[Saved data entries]
◇ ◇ ◇
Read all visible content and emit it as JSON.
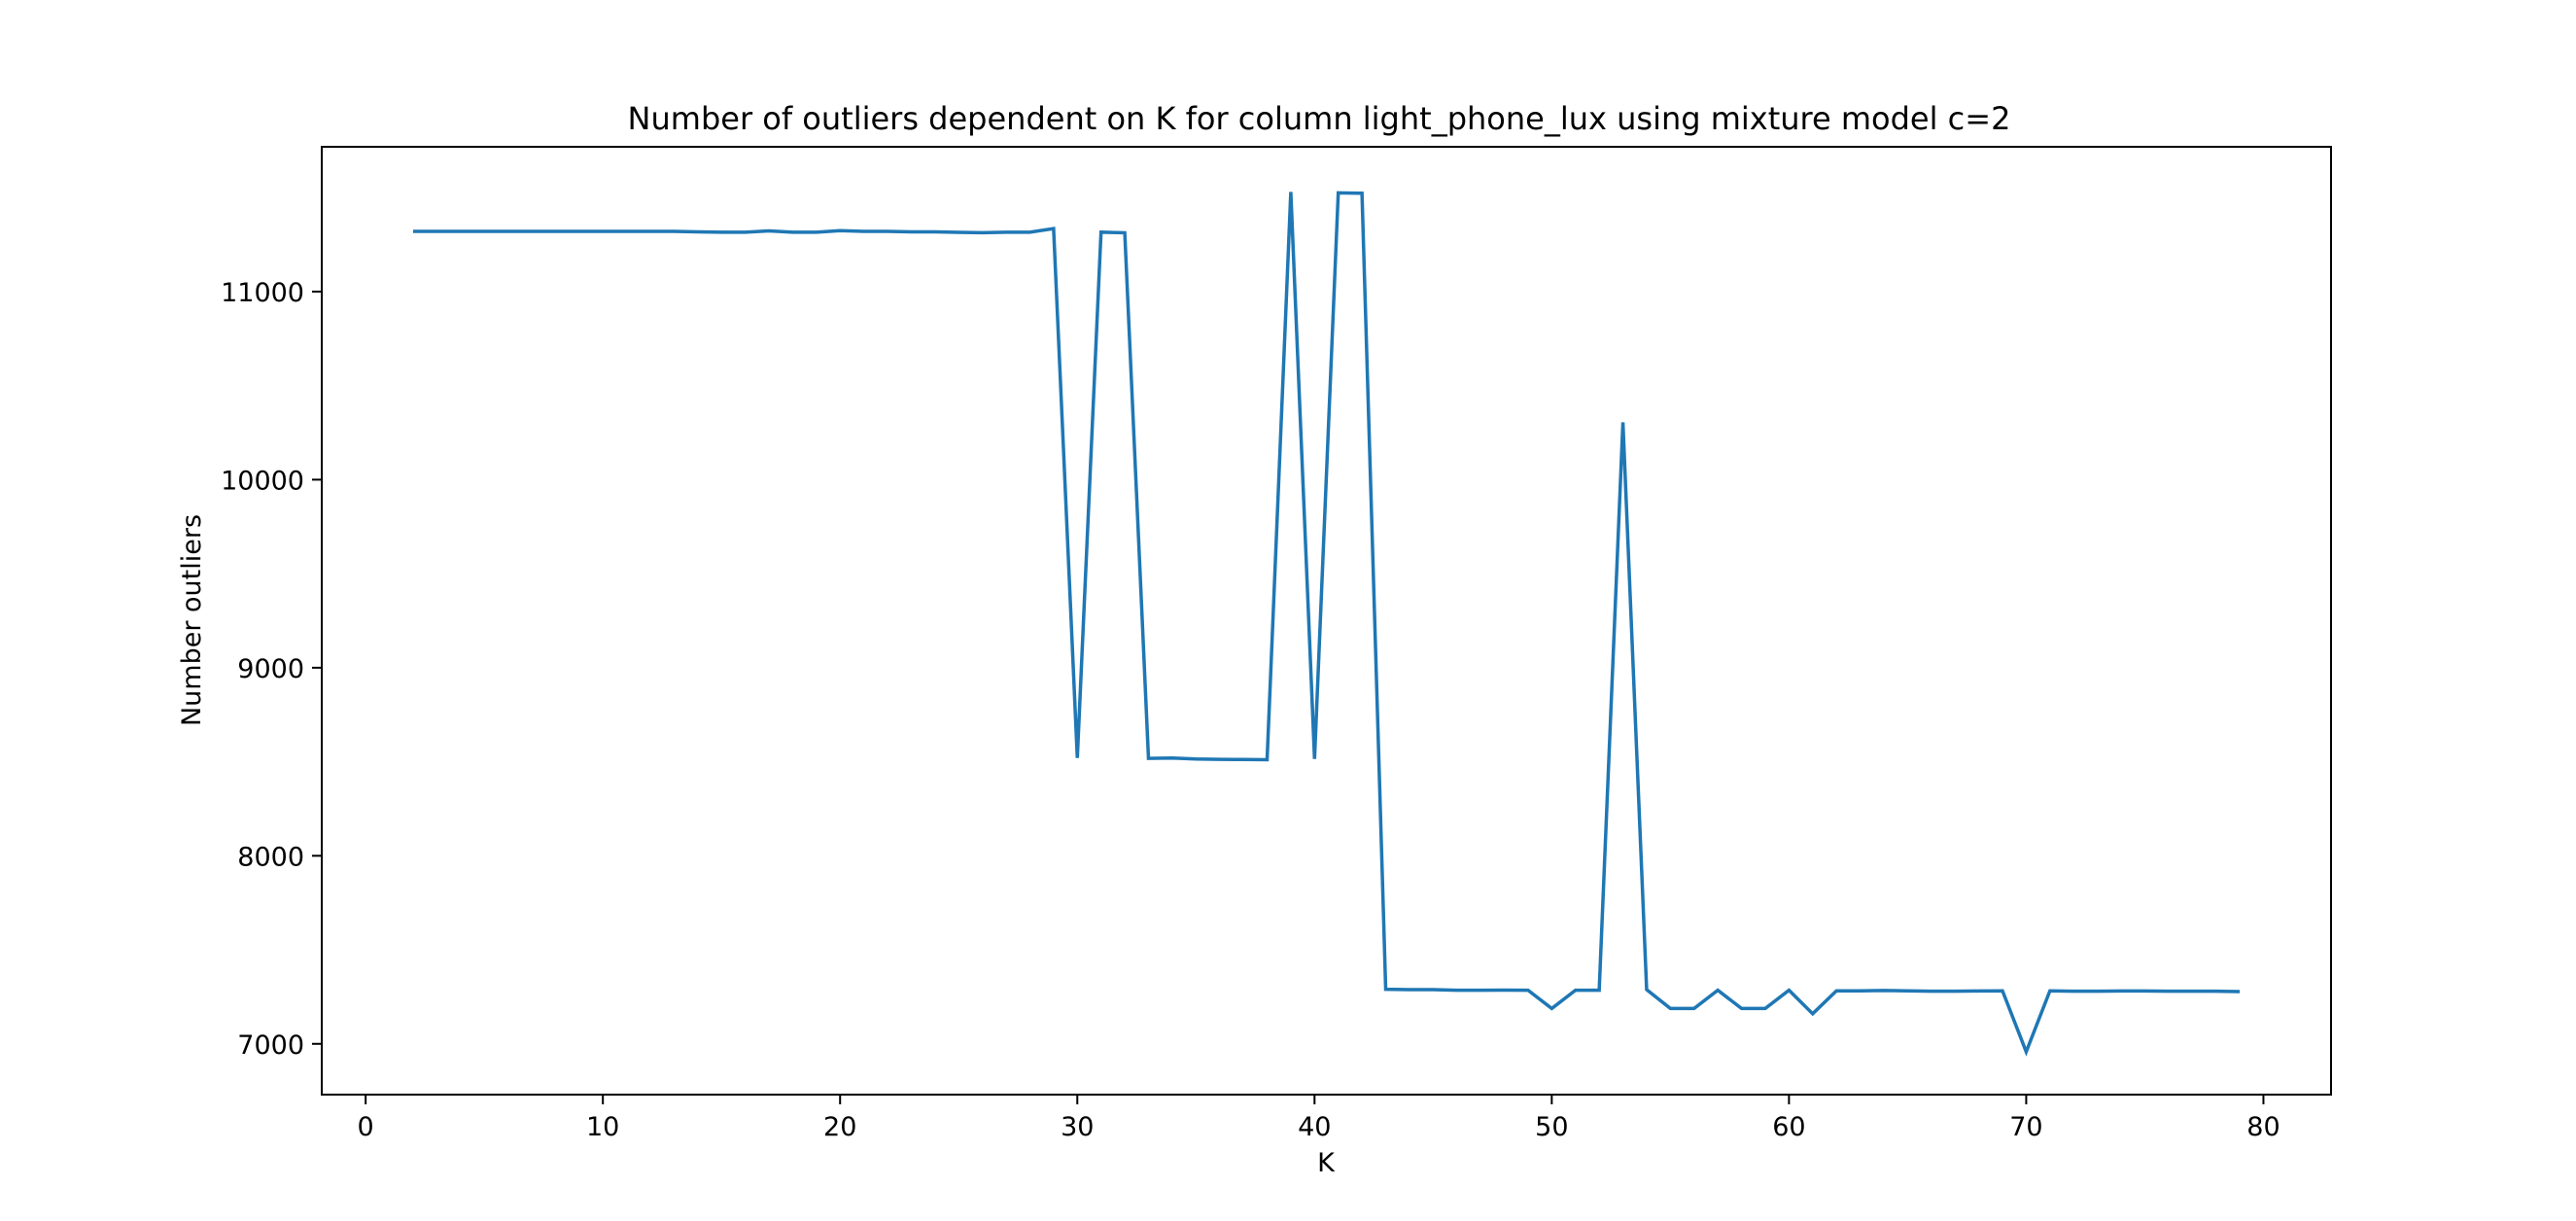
{
  "chart_data": {
    "type": "line",
    "title": "Number of outliers dependent on K for column light_phone_lux using mixture model c=2",
    "xlabel": "K",
    "ylabel": "Number outliers",
    "xlim": [
      -1.85,
      82.85
    ],
    "ylim": [
      6730,
      11770
    ],
    "xticks": [
      0,
      10,
      20,
      30,
      40,
      50,
      60,
      70,
      80
    ],
    "yticks": [
      7000,
      8000,
      9000,
      10000,
      11000
    ],
    "grid": false,
    "line_color": "#1f77b4",
    "series": [
      {
        "x": [
          2,
          3,
          4,
          5,
          6,
          7,
          8,
          9,
          10,
          11,
          12,
          13,
          14,
          15,
          16,
          17,
          18,
          19,
          20,
          21,
          22,
          23,
          24,
          25,
          26,
          27,
          28,
          29,
          30,
          31,
          32,
          33,
          34,
          35,
          36,
          37,
          38,
          39,
          40,
          41,
          42,
          43,
          44,
          45,
          46,
          47,
          48,
          49,
          50,
          51,
          52,
          53,
          54,
          55,
          56,
          57,
          58,
          59,
          60,
          61,
          62,
          63,
          64,
          65,
          66,
          67,
          68,
          69,
          70,
          71,
          72,
          73,
          74,
          75,
          76,
          77,
          78,
          79
        ],
        "values": [
          11320,
          11320,
          11320,
          11320,
          11320,
          11320,
          11320,
          11320,
          11320,
          11320,
          11320,
          11320,
          11318,
          11316,
          11316,
          11323,
          11316,
          11316,
          11324,
          11320,
          11320,
          11318,
          11318,
          11315,
          11313,
          11316,
          11316,
          11335,
          8520,
          11316,
          11313,
          8518,
          8520,
          8515,
          8513,
          8512,
          8511,
          11530,
          8515,
          11525,
          11523,
          7290,
          7288,
          7288,
          7285,
          7285,
          7286,
          7285,
          7188,
          7285,
          7285,
          10305,
          7288,
          7188,
          7188,
          7285,
          7188,
          7188,
          7285,
          7160,
          7282,
          7282,
          7284,
          7282,
          7280,
          7280,
          7281,
          7282,
          6958,
          7282,
          7280,
          7280,
          7281,
          7281,
          7280,
          7280,
          7280,
          7278
        ]
      }
    ]
  }
}
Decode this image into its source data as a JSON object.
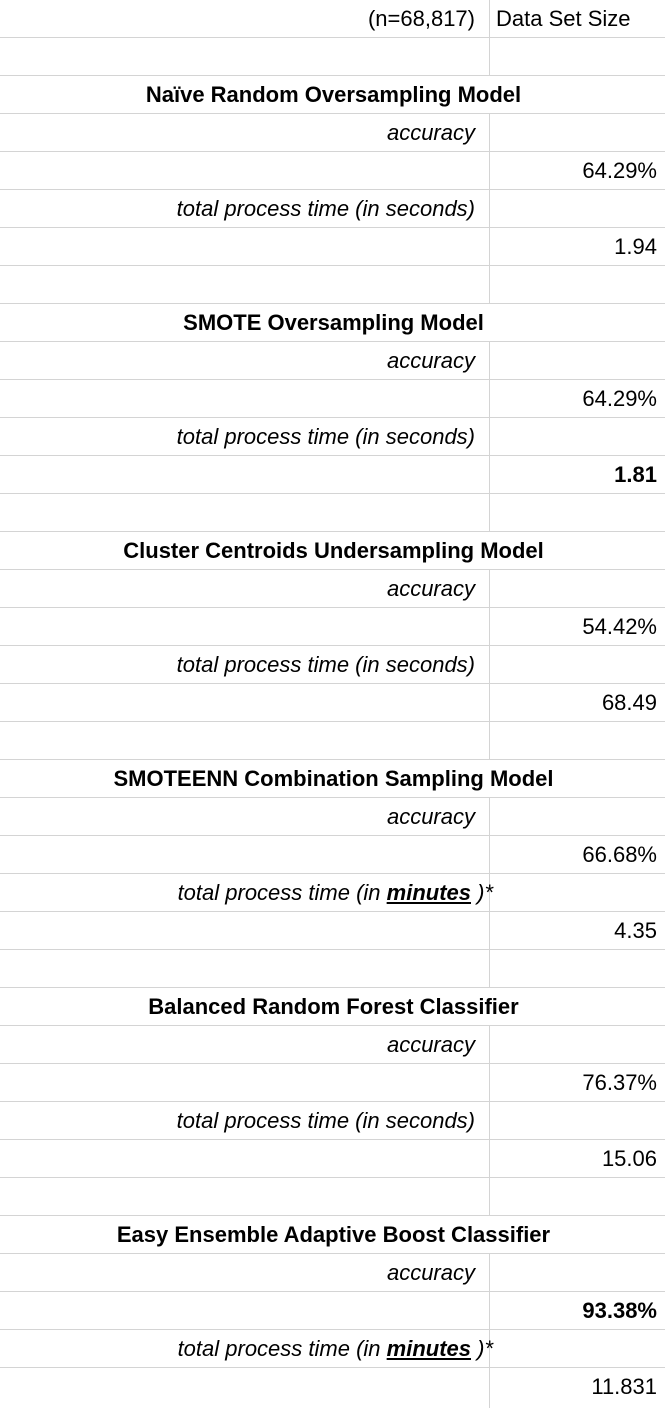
◇ ◇ ◇
# [Exercise task]
Go back to the records above and write them out exactly, without the pictures.

# [Output of the exercise]
Read all visible content and emit it as JSON.
{
  "chart_data": {
    "type": "line",
    "title": "Number of outliers dependent on K for column light_phone_lux using mixture model c=2",
    "xlabel": "K",
    "ylabel": "Number outliers",
    "xlim": [
      -1.85,
      82.85
    ],
    "ylim": [
      6730,
      11770
    ],
    "xticks": [
      0,
      10,
      20,
      30,
      40,
      50,
      60,
      70,
      80
    ],
    "yticks": [
      7000,
      8000,
      9000,
      10000,
      11000
    ],
    "grid": false,
    "line_color": "#1f77b4",
    "series": [
      {
        "x": [
          2,
          3,
          4,
          5,
          6,
          7,
          8,
          9,
          10,
          11,
          12,
          13,
          14,
          15,
          16,
          17,
          18,
          19,
          20,
          21,
          22,
          23,
          24,
          25,
          26,
          27,
          28,
          29,
          30,
          31,
          32,
          33,
          34,
          35,
          36,
          37,
          38,
          39,
          40,
          41,
          42,
          43,
          44,
          45,
          46,
          47,
          48,
          49,
          50,
          51,
          52,
          53,
          54,
          55,
          56,
          57,
          58,
          59,
          60,
          61,
          62,
          63,
          64,
          65,
          66,
          67,
          68,
          69,
          70,
          71,
          72,
          73,
          74,
          75,
          76,
          77,
          78,
          79
        ],
        "values": [
          11320,
          11320,
          11320,
          11320,
          11320,
          11320,
          11320,
          11320,
          11320,
          11320,
          11320,
          11320,
          11318,
          11316,
          11316,
          11323,
          11316,
          11316,
          11324,
          11320,
          11320,
          11318,
          11318,
          11315,
          11313,
          11316,
          11316,
          11335,
          8520,
          11316,
          11313,
          8518,
          8520,
          8515,
          8513,
          8512,
          8511,
          11530,
          8515,
          11525,
          11523,
          7290,
          7288,
          7288,
          7285,
          7285,
          7286,
          7285,
          7188,
          7285,
          7285,
          10305,
          7288,
          7188,
          7188,
          7285,
          7188,
          7188,
          7285,
          7160,
          7282,
          7282,
          7284,
          7282,
          7280,
          7280,
          7281,
          7282,
          6958,
          7282,
          7280,
          7280,
          7281,
          7281,
          7280,
          7280,
          7280,
          7278
        ]
      }
    ]
  }
}
Decode this image into its source data as a JSON object.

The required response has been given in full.